### Problem to solve
Output every line of the material exactly, omitting images.
[START Listing]
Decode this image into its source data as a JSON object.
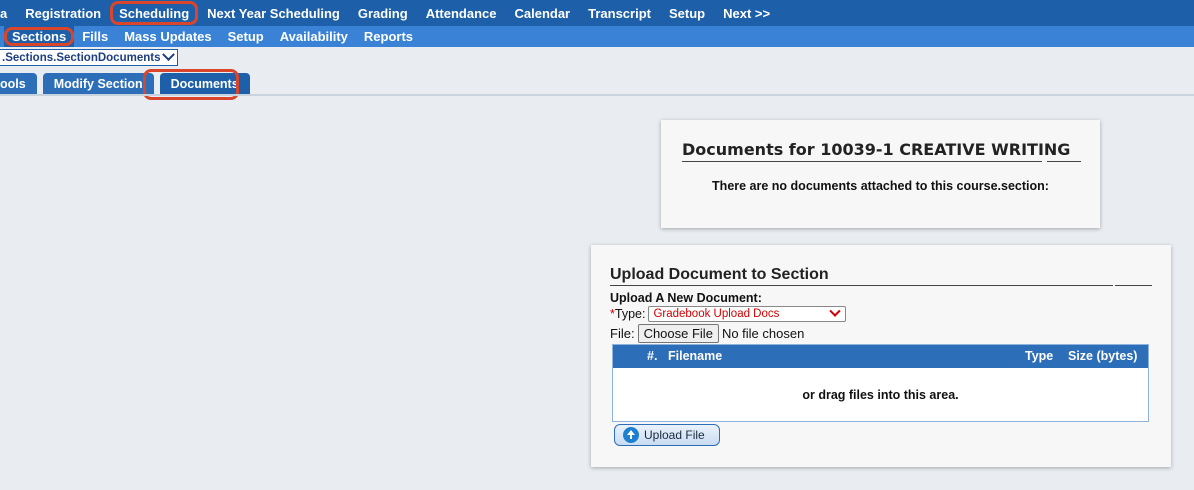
{
  "top_nav": {
    "items": [
      "a",
      "Registration",
      "Scheduling",
      "Next Year Scheduling",
      "Grading",
      "Attendance",
      "Calendar",
      "Transcript",
      "Setup",
      "Next >>"
    ]
  },
  "sub_nav": {
    "items": [
      "Sections",
      "Fills",
      "Mass Updates",
      "Setup",
      "Availability",
      "Reports"
    ]
  },
  "path_select": {
    "value": ".Sections.SectionDocuments"
  },
  "section_tabs": {
    "items": [
      "ools",
      "Modify Section",
      "Documents"
    ]
  },
  "documents_card": {
    "title": "Documents for 10039-1 CREATIVE WRITING",
    "message": "There are no documents attached to this course.section:"
  },
  "upload_card": {
    "title": "Upload Document to Section",
    "subtitle": "Upload A New Document:",
    "type_required_marker": "*",
    "type_label": "Type:",
    "type_value": "Gradebook Upload Docs",
    "file_label": "File:",
    "choose_file_label": "Choose File",
    "no_file_text": "No file chosen",
    "columns": [
      "#.",
      "Filename",
      "Type",
      "Size (bytes)"
    ],
    "drag_text": "or drag files into this area.",
    "upload_button": "Upload File"
  }
}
[END Listing]
### Solution for this exercise
Decode this image into its source data as a JSON object.
{
  "top_nav": {
    "items": [
      "a",
      "Registration",
      "Scheduling",
      "Next Year Scheduling",
      "Grading",
      "Attendance",
      "Calendar",
      "Transcript",
      "Setup",
      "Next >>"
    ]
  },
  "sub_nav": {
    "items": [
      "Sections",
      "Fills",
      "Mass Updates",
      "Setup",
      "Availability",
      "Reports"
    ]
  },
  "path_select": {
    "value": ".Sections.SectionDocuments"
  },
  "section_tabs": {
    "items": [
      "ools",
      "Modify Section",
      "Documents"
    ]
  },
  "documents_card": {
    "title": "Documents for 10039-1 CREATIVE WRITING",
    "message": "There are no documents attached to this course.section:"
  },
  "upload_card": {
    "title": "Upload Document to Section",
    "subtitle": "Upload A New Document:",
    "type_required_marker": "*",
    "type_label": "Type:",
    "type_value": "Gradebook Upload Docs",
    "file_label": "File:",
    "choose_file_label": "Choose File",
    "no_file_text": "No file chosen",
    "columns": [
      "#.",
      "Filename",
      "Type",
      "Size (bytes)"
    ],
    "drag_text": "or drag files into this area.",
    "upload_button": "Upload File"
  }
}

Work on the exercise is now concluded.